Brief ::
Repeat the lines below exactly as they appear, but leave out the images.

○ ○ ○ ○

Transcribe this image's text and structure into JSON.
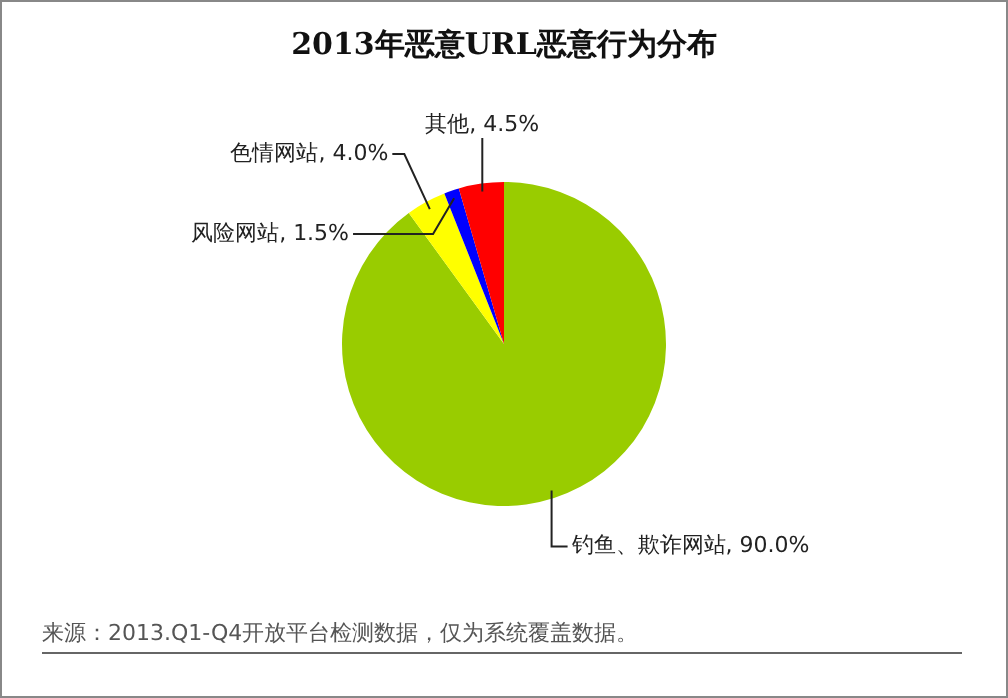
{
  "chart_data": {
    "type": "pie",
    "title": "2013年恶意URL恶意行为分布",
    "categories": [
      "钓鱼、欺诈网站",
      "色情网站",
      "风险网站",
      "其他"
    ],
    "values": [
      90,
      4,
      1.5,
      4.5
    ],
    "colors": [
      "#99cc00",
      "#ffff00",
      "#0000ff",
      "#ff0000"
    ],
    "value_labels": [
      "90.0%",
      "4.0%",
      "1.5%",
      "4.5%"
    ],
    "legend": false,
    "annotations": [
      "来源：2013.Q1-Q4开放平台检测数据，仅为系统覆盖数据。"
    ]
  }
}
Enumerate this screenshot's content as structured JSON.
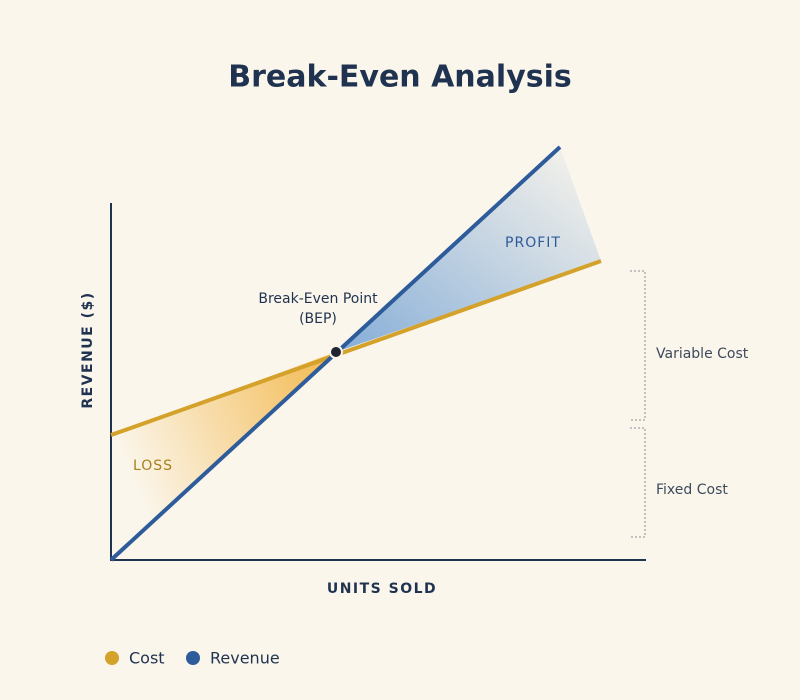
{
  "title": "Break-Even Analysis",
  "axes": {
    "y_label": "REVENUE ($)",
    "x_label": "UNITS SOLD"
  },
  "annotations": {
    "bep": [
      "Break-Even Point",
      "(BEP)"
    ],
    "profit": "PROFIT",
    "loss": "LOSS",
    "variable_cost": "Variable Cost",
    "fixed_cost": "Fixed Cost"
  },
  "legend": [
    {
      "label": "Cost",
      "color": "#d4a12a"
    },
    {
      "label": "Revenue",
      "color": "#2e5b9a"
    }
  ]
}
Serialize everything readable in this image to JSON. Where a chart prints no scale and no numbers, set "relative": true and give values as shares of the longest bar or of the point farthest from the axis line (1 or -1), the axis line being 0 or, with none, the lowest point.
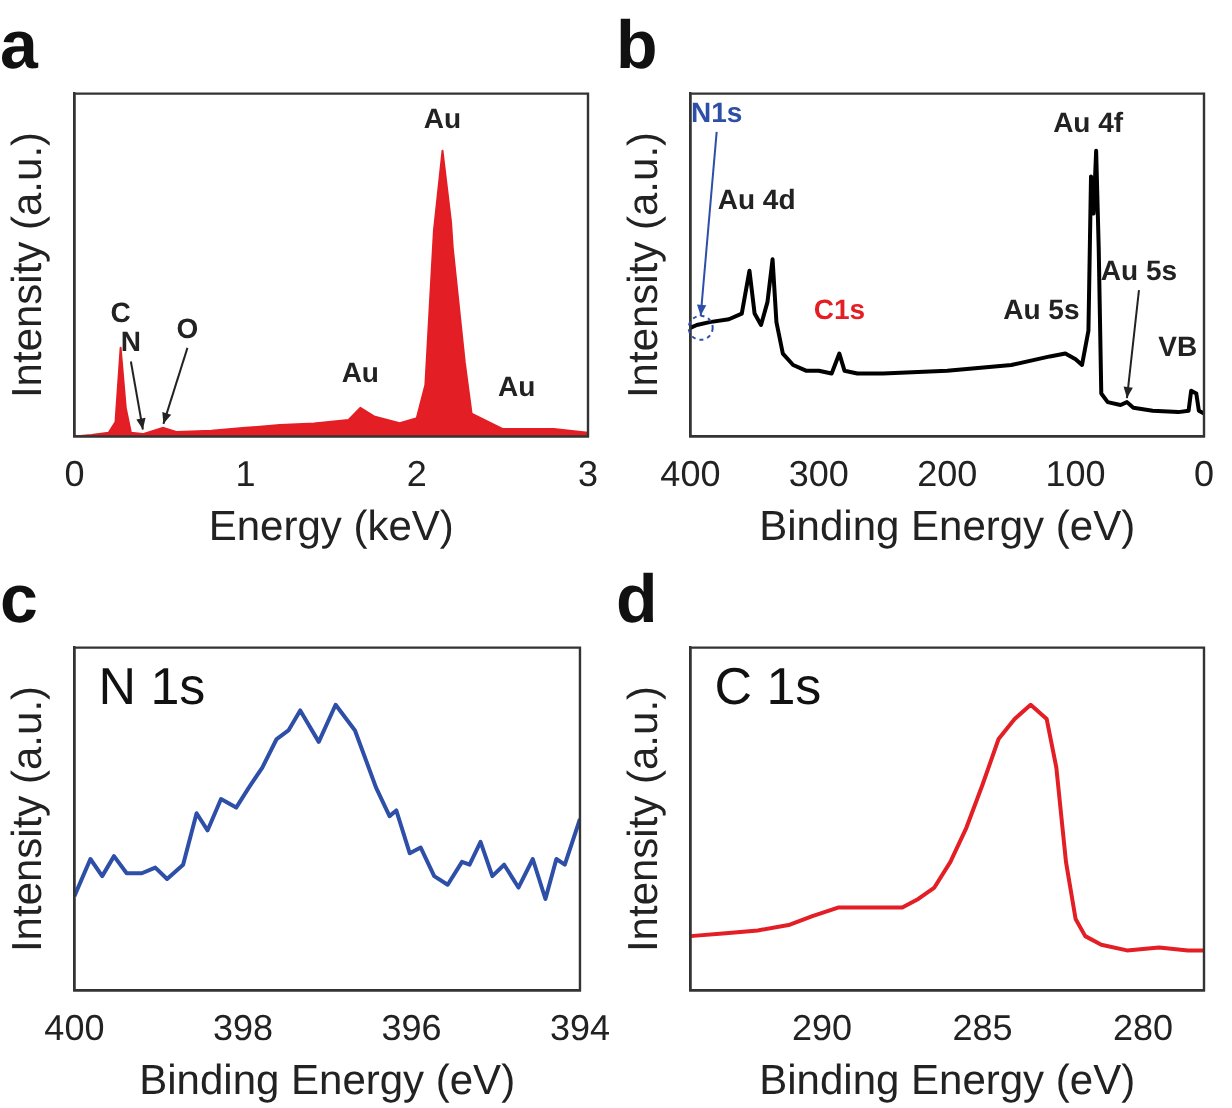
{
  "chart_data": [
    {
      "type": "area",
      "title": "a",
      "xlabel": "Energy (keV)",
      "ylabel": "Intensity (a.u.)",
      "relative": true,
      "xlim": [
        0,
        3
      ],
      "xticks": [
        0,
        1,
        2,
        3
      ],
      "annotations": [
        {
          "text": "C",
          "x": 0.27,
          "y": 0.31
        },
        {
          "text": "N",
          "x": 0.4,
          "y": 0.01
        },
        {
          "text": "O",
          "x": 0.52,
          "y": 0.03
        },
        {
          "text": "Au",
          "x": 1.67,
          "y": 0.1
        },
        {
          "text": "Au",
          "x": 2.15,
          "y": 1
        },
        {
          "text": "Au",
          "x": 2.42,
          "y": 0.05
        }
      ],
      "series": [
        {
          "color": "#e31e24",
          "x": [
            0,
            0.1,
            0.2,
            0.24,
            0.27,
            0.3,
            0.33,
            0.4,
            0.52,
            0.6,
            0.8,
            1.0,
            1.2,
            1.4,
            1.6,
            1.67,
            1.75,
            1.9,
            2.0,
            2.05,
            2.1,
            2.15,
            2.2,
            2.21,
            2.28,
            2.32,
            2.42,
            2.5,
            2.8,
            3.0
          ],
          "values": [
            0,
            0.005,
            0.013,
            0.05,
            0.31,
            0.1,
            0.013,
            0.008,
            0.03,
            0.015,
            0.02,
            0.03,
            0.04,
            0.045,
            0.057,
            0.1,
            0.07,
            0.046,
            0.064,
            0.18,
            0.72,
            1,
            0.75,
            0.66,
            0.26,
            0.08,
            0.05,
            0.026,
            0.026,
            0.013
          ]
        }
      ]
    },
    {
      "type": "line",
      "title": "b",
      "xlabel": "Binding Energy (eV)",
      "ylabel": "Intensity (a.u.)",
      "relative": true,
      "xlim": [
        400,
        0
      ],
      "xticks": [
        400,
        300,
        200,
        100,
        0
      ],
      "annotations": [
        {
          "text": "N1s",
          "x": 392,
          "y": 0.38
        },
        {
          "text": "Au 4d",
          "x": 336,
          "y": 0.62
        },
        {
          "text": "C1s",
          "x": 284,
          "y": 0.29
        },
        {
          "text": "Au 5s",
          "x": 108,
          "y": 0.29
        },
        {
          "text": "Au 4f",
          "x": 84,
          "y": 1
        },
        {
          "text": "Au 5s",
          "x": 60,
          "y": 0.12
        },
        {
          "text": "VB",
          "x": 8,
          "y": 0.16
        }
      ],
      "series": [
        {
          "color": "#000000",
          "x": [
            400,
            395,
            385,
            370,
            360,
            354,
            350,
            345,
            340,
            336,
            333,
            328,
            320,
            310,
            300,
            290,
            284,
            280,
            270,
            250,
            200,
            150,
            120,
            108,
            100,
            95,
            90,
            88,
            86,
            84,
            82,
            80,
            75,
            65,
            60,
            55,
            40,
            20,
            12,
            10,
            6,
            4,
            0
          ],
          "values": [
            0.38,
            0.39,
            0.4,
            0.41,
            0.43,
            0.58,
            0.43,
            0.39,
            0.47,
            0.62,
            0.4,
            0.29,
            0.25,
            0.23,
            0.23,
            0.22,
            0.29,
            0.23,
            0.22,
            0.22,
            0.23,
            0.25,
            0.28,
            0.29,
            0.27,
            0.25,
            0.37,
            0.91,
            0.78,
            1,
            0.66,
            0.15,
            0.12,
            0.11,
            0.12,
            0.1,
            0.09,
            0.085,
            0.09,
            0.16,
            0.15,
            0.09,
            0.08
          ]
        }
      ]
    },
    {
      "type": "line",
      "title": "c",
      "xlabel": "Binding Energy (eV)",
      "ylabel": "Intensity (a.u.)",
      "relative": true,
      "xlim": [
        400,
        394
      ],
      "xticks": [
        400,
        398,
        396,
        394
      ],
      "annotations": [
        "N 1s"
      ],
      "series": [
        {
          "color": "#2e4fa8",
          "x": [
            400,
            399.81,
            399.67,
            399.53,
            399.38,
            399.2,
            399.04,
            398.9,
            398.71,
            398.55,
            398.42,
            398.26,
            398.08,
            397.93,
            397.77,
            397.6,
            397.46,
            397.32,
            397.1,
            396.9,
            396.67,
            396.42,
            396.26,
            396.18,
            396.02,
            395.89,
            395.73,
            395.57,
            395.4,
            395.31,
            395.18,
            395.04,
            394.9,
            394.73,
            394.56,
            394.41,
            394.28,
            394.18,
            394
          ],
          "values": [
            0.33,
            0.46,
            0.4,
            0.47,
            0.41,
            0.41,
            0.43,
            0.39,
            0.44,
            0.62,
            0.56,
            0.67,
            0.64,
            0.71,
            0.78,
            0.88,
            0.91,
            0.98,
            0.87,
            1,
            0.91,
            0.71,
            0.61,
            0.63,
            0.48,
            0.5,
            0.4,
            0.37,
            0.45,
            0.44,
            0.52,
            0.4,
            0.44,
            0.36,
            0.46,
            0.32,
            0.46,
            0.44,
            0.6
          ]
        }
      ]
    },
    {
      "type": "line",
      "title": "d",
      "xlabel": "Binding Energy (eV)",
      "ylabel": "Intensity (a.u.)",
      "relative": true,
      "xlim": [
        294.1,
        278.1
      ],
      "xticks": [
        290,
        285,
        280
      ],
      "annotations": [
        "C 1s"
      ],
      "series": [
        {
          "color": "#e31e24",
          "x": [
            294.1,
            293,
            292,
            291,
            290.3,
            289.5,
            289,
            288,
            287.5,
            287,
            286.5,
            286,
            285.5,
            285,
            284.5,
            284,
            283.5,
            283,
            282.7,
            282.4,
            282.1,
            281.8,
            281.3,
            280.5,
            279.5,
            278.6,
            278.1
          ],
          "values": [
            0.19,
            0.2,
            0.21,
            0.23,
            0.26,
            0.29,
            0.29,
            0.29,
            0.29,
            0.32,
            0.36,
            0.45,
            0.57,
            0.72,
            0.88,
            0.95,
            1,
            0.95,
            0.78,
            0.45,
            0.25,
            0.19,
            0.16,
            0.14,
            0.15,
            0.14,
            0.14
          ]
        }
      ]
    }
  ]
}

○ ○ ○ ○

Correct response ::
Transcribe this image's text and structure into JSON.
{
  "chart_data": {
    "type": "pie",
    "title": "2013年恶意URL恶意行为分布",
    "categories": [
      "钓鱼、欺诈网站",
      "色情网站",
      "风险网站",
      "其他"
    ],
    "values": [
      90,
      4,
      1.5,
      4.5
    ],
    "colors": [
      "#99cc00",
      "#ffff00",
      "#0000ff",
      "#ff0000"
    ],
    "value_labels": [
      "90.0%",
      "4.0%",
      "1.5%",
      "4.5%"
    ],
    "legend": false,
    "annotations": [
      "来源：2013.Q1-Q4开放平台检测数据，仅为系统覆盖数据。"
    ]
  }
}
Enumerate this screenshot's content as structured JSON.
{
  "title": "Break-Even Analysis",
  "axes": {
    "y_label": "REVENUE ($)",
    "x_label": "UNITS SOLD"
  },
  "annotations": {
    "bep": [
      "Break-Even Point",
      "(BEP)"
    ],
    "profit": "PROFIT",
    "loss": "LOSS",
    "variable_cost": "Variable Cost",
    "fixed_cost": "Fixed Cost"
  },
  "legend": [
    {
      "label": "Cost",
      "color": "#d4a12a"
    },
    {
      "label": "Revenue",
      "color": "#2e5b9a"
    }
  ]
}
Serialize everything readable in this image to JSON. Where a chart prints no scale and no numbers, set "relative": true and give values as shares of the longest bar or of the point farthest from the axis line (1 or -1), the axis line being 0 or, with none, the lowest point.
{
  "chart_data": [
    {
      "type": "area",
      "title": "a",
      "xlabel": "Energy (keV)",
      "ylabel": "Intensity (a.u.)",
      "relative": true,
      "xlim": [
        0,
        3
      ],
      "xticks": [
        0,
        1,
        2,
        3
      ],
      "annotations": [
        {
          "text": "C",
          "x": 0.27,
          "y": 0.31
        },
        {
          "text": "N",
          "x": 0.4,
          "y": 0.01
        },
        {
          "text": "O",
          "x": 0.52,
          "y": 0.03
        },
        {
          "text": "Au",
          "x": 1.67,
          "y": 0.1
        },
        {
          "text": "Au",
          "x": 2.15,
          "y": 1
        },
        {
          "text": "Au",
          "x": 2.42,
          "y": 0.05
        }
      ],
      "series": [
        {
          "color": "#e31e24",
          "x": [
            0,
            0.1,
            0.2,
            0.24,
            0.27,
            0.3,
            0.33,
            0.4,
            0.52,
            0.6,
            0.8,
            1.0,
            1.2,
            1.4,
            1.6,
            1.67,
            1.75,
            1.9,
            2.0,
            2.05,
            2.1,
            2.15,
            2.2,
            2.21,
            2.28,
            2.32,
            2.42,
            2.5,
            2.8,
            3.0
          ],
          "values": [
            0,
            0.005,
            0.013,
            0.05,
            0.31,
            0.1,
            0.013,
            0.008,
            0.03,
            0.015,
            0.02,
            0.03,
            0.04,
            0.045,
            0.057,
            0.1,
            0.07,
            0.046,
            0.064,
            0.18,
            0.72,
            1,
            0.75,
            0.66,
            0.26,
            0.08,
            0.05,
            0.026,
            0.026,
            0.013
          ]
        }
      ]
    },
    {
      "type": "line",
      "title": "b",
      "xlabel": "Binding Energy (eV)",
      "ylabel": "Intensity (a.u.)",
      "relative": true,
      "xlim": [
        400,
        0
      ],
      "xticks": [
        400,
        300,
        200,
        100,
        0
      ],
      "annotations": [
        {
          "text": "N1s",
          "x": 392,
          "y": 0.38
        },
        {
          "text": "Au 4d",
          "x": 336,
          "y": 0.62
        },
        {
          "text": "C1s",
          "x": 284,
          "y": 0.29
        },
        {
          "text": "Au 5s",
          "x": 108,
          "y": 0.29
        },
        {
          "text": "Au 4f",
          "x": 84,
          "y": 1
        },
        {
          "text": "Au 5s",
          "x": 60,
          "y": 0.12
        },
        {
          "text": "VB",
          "x": 8,
          "y": 0.16
        }
      ],
      "series": [
        {
          "color": "#000000",
          "x": [
            400,
            395,
            385,
            370,
            360,
            354,
            350,
            345,
            340,
            336,
            333,
            328,
            320,
            310,
            300,
            290,
            284,
            280,
            270,
            250,
            200,
            150,
            120,
            108,
            100,
            95,
            90,
            88,
            86,
            84,
            82,
            80,
            75,
            65,
            60,
            55,
            40,
            20,
            12,
            10,
            6,
            4,
            0
          ],
          "values": [
            0.38,
            0.39,
            0.4,
            0.41,
            0.43,
            0.58,
            0.43,
            0.39,
            0.47,
            0.62,
            0.4,
            0.29,
            0.25,
            0.23,
            0.23,
            0.22,
            0.29,
            0.23,
            0.22,
            0.22,
            0.23,
            0.25,
            0.28,
            0.29,
            0.27,
            0.25,
            0.37,
            0.91,
            0.78,
            1,
            0.66,
            0.15,
            0.12,
            0.11,
            0.12,
            0.1,
            0.09,
            0.085,
            0.09,
            0.16,
            0.15,
            0.09,
            0.08
          ]
        }
      ]
    },
    {
      "type": "line",
      "title": "c",
      "xlabel": "Binding Energy (eV)",
      "ylabel": "Intensity (a.u.)",
      "relative": true,
      "xlim": [
        400,
        394
      ],
      "xticks": [
        400,
        398,
        396,
        394
      ],
      "annotations": [
        "N 1s"
      ],
      "series": [
        {
          "color": "#2e4fa8",
          "x": [
            400,
            399.81,
            399.67,
            399.53,
            399.38,
            399.2,
            399.04,
            398.9,
            398.71,
            398.55,
            398.42,
            398.26,
            398.08,
            397.93,
            397.77,
            397.6,
            397.46,
            397.32,
            397.1,
            396.9,
            396.67,
            396.42,
            396.26,
            396.18,
            396.02,
            395.89,
            395.73,
            395.57,
            395.4,
            395.31,
            395.18,
            395.04,
            394.9,
            394.73,
            394.56,
            394.41,
            394.28,
            394.18,
            394
          ],
          "values": [
            0.33,
            0.46,
            0.4,
            0.47,
            0.41,
            0.41,
            0.43,
            0.39,
            0.44,
            0.62,
            0.56,
            0.67,
            0.64,
            0.71,
            0.78,
            0.88,
            0.91,
            0.98,
            0.87,
            1,
            0.91,
            0.71,
            0.61,
            0.63,
            0.48,
            0.5,
            0.4,
            0.37,
            0.45,
            0.44,
            0.52,
            0.4,
            0.44,
            0.36,
            0.46,
            0.32,
            0.46,
            0.44,
            0.6
          ]
        }
      ]
    },
    {
      "type": "line",
      "title": "d",
      "xlabel": "Binding Energy (eV)",
      "ylabel": "Intensity (a.u.)",
      "relative": true,
      "xlim": [
        294.1,
        278.1
      ],
      "xticks": [
        290,
        285,
        280
      ],
      "annotations": [
        "C 1s"
      ],
      "series": [
        {
          "color": "#e31e24",
          "x": [
            294.1,
            293,
            292,
            291,
            290.3,
            289.5,
            289,
            288,
            287.5,
            287,
            286.5,
            286,
            285.5,
            285,
            284.5,
            284,
            283.5,
            283,
            282.7,
            282.4,
            282.1,
            281.8,
            281.3,
            280.5,
            279.5,
            278.6,
            278.1
          ],
          "values": [
            0.19,
            0.2,
            0.21,
            0.23,
            0.26,
            0.29,
            0.29,
            0.29,
            0.29,
            0.32,
            0.36,
            0.45,
            0.57,
            0.72,
            0.88,
            0.95,
            1,
            0.95,
            0.78,
            0.45,
            0.25,
            0.19,
            0.16,
            0.14,
            0.15,
            0.14,
            0.14
          ]
        }
      ]
    }
  ]
}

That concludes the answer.